------ Provided records

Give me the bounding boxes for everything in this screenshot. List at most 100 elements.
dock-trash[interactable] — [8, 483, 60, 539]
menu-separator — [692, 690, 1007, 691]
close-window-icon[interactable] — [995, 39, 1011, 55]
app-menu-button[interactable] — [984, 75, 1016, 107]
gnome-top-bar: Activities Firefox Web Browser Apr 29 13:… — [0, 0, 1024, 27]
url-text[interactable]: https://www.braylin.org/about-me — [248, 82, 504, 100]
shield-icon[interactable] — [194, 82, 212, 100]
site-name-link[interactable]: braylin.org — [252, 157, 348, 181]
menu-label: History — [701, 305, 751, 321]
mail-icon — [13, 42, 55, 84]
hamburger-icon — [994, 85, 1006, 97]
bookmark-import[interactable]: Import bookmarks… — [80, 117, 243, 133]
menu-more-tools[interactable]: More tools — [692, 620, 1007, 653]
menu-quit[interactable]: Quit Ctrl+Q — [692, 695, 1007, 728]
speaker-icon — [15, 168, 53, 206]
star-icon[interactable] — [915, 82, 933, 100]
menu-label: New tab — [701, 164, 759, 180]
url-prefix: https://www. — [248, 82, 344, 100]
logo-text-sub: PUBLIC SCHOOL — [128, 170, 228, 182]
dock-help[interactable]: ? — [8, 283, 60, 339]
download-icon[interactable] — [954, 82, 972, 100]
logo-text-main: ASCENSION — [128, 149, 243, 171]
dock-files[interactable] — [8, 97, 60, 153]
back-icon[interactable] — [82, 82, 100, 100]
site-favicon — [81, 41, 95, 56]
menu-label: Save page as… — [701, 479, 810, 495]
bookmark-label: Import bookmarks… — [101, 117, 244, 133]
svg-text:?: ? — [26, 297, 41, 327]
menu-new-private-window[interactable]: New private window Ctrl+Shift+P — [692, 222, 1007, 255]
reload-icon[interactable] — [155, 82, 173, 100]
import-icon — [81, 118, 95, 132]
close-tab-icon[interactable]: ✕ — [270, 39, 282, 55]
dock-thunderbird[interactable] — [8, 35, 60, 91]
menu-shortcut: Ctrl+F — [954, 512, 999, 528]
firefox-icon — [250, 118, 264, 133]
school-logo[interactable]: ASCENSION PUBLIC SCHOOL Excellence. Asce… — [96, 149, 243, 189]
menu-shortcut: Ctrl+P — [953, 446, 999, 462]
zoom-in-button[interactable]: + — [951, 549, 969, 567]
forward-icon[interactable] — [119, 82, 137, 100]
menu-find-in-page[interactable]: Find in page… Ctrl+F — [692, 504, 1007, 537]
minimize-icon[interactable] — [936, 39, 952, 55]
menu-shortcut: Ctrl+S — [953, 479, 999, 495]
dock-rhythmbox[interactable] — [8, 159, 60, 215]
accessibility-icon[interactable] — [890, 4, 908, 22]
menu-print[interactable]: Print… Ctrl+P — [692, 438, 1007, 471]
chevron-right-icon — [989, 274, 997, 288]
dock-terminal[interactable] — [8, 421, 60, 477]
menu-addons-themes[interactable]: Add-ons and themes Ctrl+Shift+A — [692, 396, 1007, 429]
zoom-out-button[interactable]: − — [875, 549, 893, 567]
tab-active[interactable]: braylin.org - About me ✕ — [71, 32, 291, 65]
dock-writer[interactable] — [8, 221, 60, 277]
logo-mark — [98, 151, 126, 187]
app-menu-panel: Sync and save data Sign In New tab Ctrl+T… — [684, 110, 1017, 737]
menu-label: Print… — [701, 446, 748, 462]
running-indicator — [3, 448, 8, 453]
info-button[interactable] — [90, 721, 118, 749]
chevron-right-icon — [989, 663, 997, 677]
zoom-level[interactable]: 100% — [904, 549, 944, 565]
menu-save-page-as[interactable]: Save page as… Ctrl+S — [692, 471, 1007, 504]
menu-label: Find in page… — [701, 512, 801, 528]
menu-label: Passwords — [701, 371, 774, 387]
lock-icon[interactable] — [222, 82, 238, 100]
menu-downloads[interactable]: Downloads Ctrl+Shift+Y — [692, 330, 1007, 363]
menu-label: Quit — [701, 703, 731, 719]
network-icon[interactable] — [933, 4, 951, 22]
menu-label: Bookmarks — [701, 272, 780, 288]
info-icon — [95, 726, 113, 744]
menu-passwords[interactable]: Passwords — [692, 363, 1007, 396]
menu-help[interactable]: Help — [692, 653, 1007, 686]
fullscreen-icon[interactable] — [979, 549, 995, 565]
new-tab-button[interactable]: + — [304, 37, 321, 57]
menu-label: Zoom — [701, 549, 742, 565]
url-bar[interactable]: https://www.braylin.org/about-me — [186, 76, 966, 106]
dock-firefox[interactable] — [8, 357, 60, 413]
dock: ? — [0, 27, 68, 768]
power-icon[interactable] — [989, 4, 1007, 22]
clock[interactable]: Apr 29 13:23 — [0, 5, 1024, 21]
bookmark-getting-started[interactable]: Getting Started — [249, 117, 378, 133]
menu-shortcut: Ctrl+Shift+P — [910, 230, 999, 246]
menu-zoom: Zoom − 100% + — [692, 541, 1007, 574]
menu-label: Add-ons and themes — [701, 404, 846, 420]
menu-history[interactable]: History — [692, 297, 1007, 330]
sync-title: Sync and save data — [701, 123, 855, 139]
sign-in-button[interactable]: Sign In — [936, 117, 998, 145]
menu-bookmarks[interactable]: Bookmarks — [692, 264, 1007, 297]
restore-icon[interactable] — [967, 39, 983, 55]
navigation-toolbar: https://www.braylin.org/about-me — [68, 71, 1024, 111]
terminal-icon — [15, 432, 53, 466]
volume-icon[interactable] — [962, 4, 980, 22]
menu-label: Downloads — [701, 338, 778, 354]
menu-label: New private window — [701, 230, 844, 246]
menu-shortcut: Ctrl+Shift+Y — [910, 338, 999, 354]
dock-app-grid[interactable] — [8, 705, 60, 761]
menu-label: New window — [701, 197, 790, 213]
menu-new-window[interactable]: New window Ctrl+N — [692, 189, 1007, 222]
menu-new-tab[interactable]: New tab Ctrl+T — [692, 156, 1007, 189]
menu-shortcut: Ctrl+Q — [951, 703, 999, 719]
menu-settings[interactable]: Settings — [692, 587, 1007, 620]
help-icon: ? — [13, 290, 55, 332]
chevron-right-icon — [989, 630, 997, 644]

------------

# [Set task]
Copy every row above word for word, keeping their order.

# [The response]
Give me the bounding boxes for everything in this screenshot. List at most 100 elements.
dock-trash[interactable] — [8, 483, 60, 539]
menu-separator — [692, 690, 1007, 691]
close-window-icon[interactable] — [995, 39, 1011, 55]
app-menu-button[interactable] — [984, 75, 1016, 107]
gnome-top-bar: Activities Firefox Web Browser Apr 29 13:… — [0, 0, 1024, 27]
url-text[interactable]: https://www.braylin.org/about-me — [248, 82, 504, 100]
shield-icon[interactable] — [194, 82, 212, 100]
site-name-link[interactable]: braylin.org — [252, 157, 348, 181]
menu-label: History — [701, 305, 751, 321]
mail-icon — [13, 42, 55, 84]
hamburger-icon — [994, 85, 1006, 97]
bookmark-import[interactable]: Import bookmarks… — [80, 117, 243, 133]
menu-more-tools[interactable]: More tools — [692, 620, 1007, 653]
menu-quit[interactable]: Quit Ctrl+Q — [692, 695, 1007, 728]
speaker-icon — [15, 168, 53, 206]
star-icon[interactable] — [915, 82, 933, 100]
menu-label: New tab — [701, 164, 759, 180]
url-prefix: https://www. — [248, 82, 344, 100]
logo-text-sub: PUBLIC SCHOOL — [128, 170, 228, 182]
dock-help[interactable]: ? — [8, 283, 60, 339]
download-icon[interactable] — [954, 82, 972, 100]
logo-text-main: ASCENSION — [128, 149, 243, 171]
dock-files[interactable] — [8, 97, 60, 153]
back-icon[interactable] — [82, 82, 100, 100]
site-favicon — [81, 41, 95, 56]
menu-label: Save page as… — [701, 479, 810, 495]
bookmark-label: Import bookmarks… — [101, 117, 244, 133]
svg-text:?: ? — [26, 297, 41, 327]
menu-new-private-window[interactable]: New private window Ctrl+Shift+P — [692, 222, 1007, 255]
reload-icon[interactable] — [155, 82, 173, 100]
import-icon — [81, 118, 95, 132]
close-tab-icon[interactable]: ✕ — [270, 39, 282, 55]
dock-thunderbird[interactable] — [8, 35, 60, 91]
menu-shortcut: Ctrl+F — [954, 512, 999, 528]
firefox-icon — [250, 118, 264, 133]
school-logo[interactable]: ASCENSION PUBLIC SCHOOL Excellence. Asce… — [96, 149, 243, 189]
menu-shortcut: Ctrl+P — [953, 446, 999, 462]
zoom-in-button[interactable]: + — [951, 549, 969, 567]
forward-icon[interactable] — [119, 82, 137, 100]
menu-find-in-page[interactable]: Find in page… Ctrl+F — [692, 504, 1007, 537]
minimize-icon[interactable] — [936, 39, 952, 55]
menu-shortcut: Ctrl+S — [953, 479, 999, 495]
dock-rhythmbox[interactable] — [8, 159, 60, 215]
accessibility-icon[interactable] — [890, 4, 908, 22]
menu-print[interactable]: Print… Ctrl+P — [692, 438, 1007, 471]
chevron-right-icon — [989, 274, 997, 288]
dock-terminal[interactable] — [8, 421, 60, 477]
menu-addons-themes[interactable]: Add-ons and themes Ctrl+Shift+A — [692, 396, 1007, 429]
zoom-out-button[interactable]: − — [875, 549, 893, 567]
tab-active[interactable]: braylin.org - About me ✕ — [71, 32, 291, 65]
dock-writer[interactable] — [8, 221, 60, 277]
logo-mark — [98, 151, 126, 187]
app-menu-panel: Sync and save data Sign In New tab Ctrl+T… — [684, 110, 1017, 737]
menu-label: Print… — [701, 446, 748, 462]
running-indicator — [3, 448, 8, 453]
info-button[interactable] — [90, 721, 118, 749]
chevron-right-icon — [989, 663, 997, 677]
zoom-level[interactable]: 100% — [904, 549, 944, 565]
menu-save-page-as[interactable]: Save page as… Ctrl+S — [692, 471, 1007, 504]
menu-label: Find in page… — [701, 512, 801, 528]
menu-label: Passwords — [701, 371, 774, 387]
lock-icon[interactable] — [222, 82, 238, 100]
menu-downloads[interactable]: Downloads Ctrl+Shift+Y — [692, 330, 1007, 363]
menu-label: Quit — [701, 703, 731, 719]
network-icon[interactable] — [933, 4, 951, 22]
menu-label: Bookmarks — [701, 272, 780, 288]
info-icon — [95, 726, 113, 744]
menu-passwords[interactable]: Passwords — [692, 363, 1007, 396]
menu-help[interactable]: Help — [692, 653, 1007, 686]
fullscreen-icon[interactable] — [979, 549, 995, 565]
new-tab-button[interactable]: + — [304, 37, 321, 57]
menu-label: Zoom — [701, 549, 742, 565]
url-bar[interactable]: https://www.braylin.org/about-me — [186, 76, 966, 106]
dock-firefox[interactable] — [8, 357, 60, 413]
dock: ? — [0, 27, 68, 768]
power-icon[interactable] — [989, 4, 1007, 22]
clock[interactable]: Apr 29 13:23 — [0, 5, 1024, 21]
bookmark-getting-started[interactable]: Getting Started — [249, 117, 378, 133]
menu-shortcut: Ctrl+Shift+P — [910, 230, 999, 246]
menu-zoom: Zoom − 100% + — [692, 541, 1007, 574]
menu-label: Add-ons and themes — [701, 404, 846, 420]
menu-history[interactable]: History — [692, 297, 1007, 330]
sync-title: Sync and save data — [701, 123, 855, 139]
sign-in-button[interactable]: Sign In — [936, 117, 998, 145]
menu-bookmarks[interactable]: Bookmarks — [692, 264, 1007, 297]
restore-icon[interactable] — [967, 39, 983, 55]
navigation-toolbar: https://www.braylin.org/about-me — [68, 71, 1024, 111]
terminal-icon — [15, 432, 53, 466]
volume-icon[interactable] — [962, 4, 980, 22]
menu-label: Downloads — [701, 338, 778, 354]
menu-label: New private window — [701, 230, 844, 246]
menu-shortcut: Ctrl+Shift+Y — [910, 338, 999, 354]
dock-app-grid[interactable] — [8, 705, 60, 761]
menu-label: New window — [701, 197, 790, 213]
menu-new-window[interactable]: New window Ctrl+N — [692, 189, 1007, 222]
menu-new-tab[interactable]: New tab Ctrl+T — [692, 156, 1007, 189]
menu-shortcut: Ctrl+Q — [951, 703, 999, 719]
menu-settings[interactable]: Settings — [692, 587, 1007, 620]
help-icon: ? — [13, 290, 55, 332]
chevron-right-icon — [989, 630, 997, 644]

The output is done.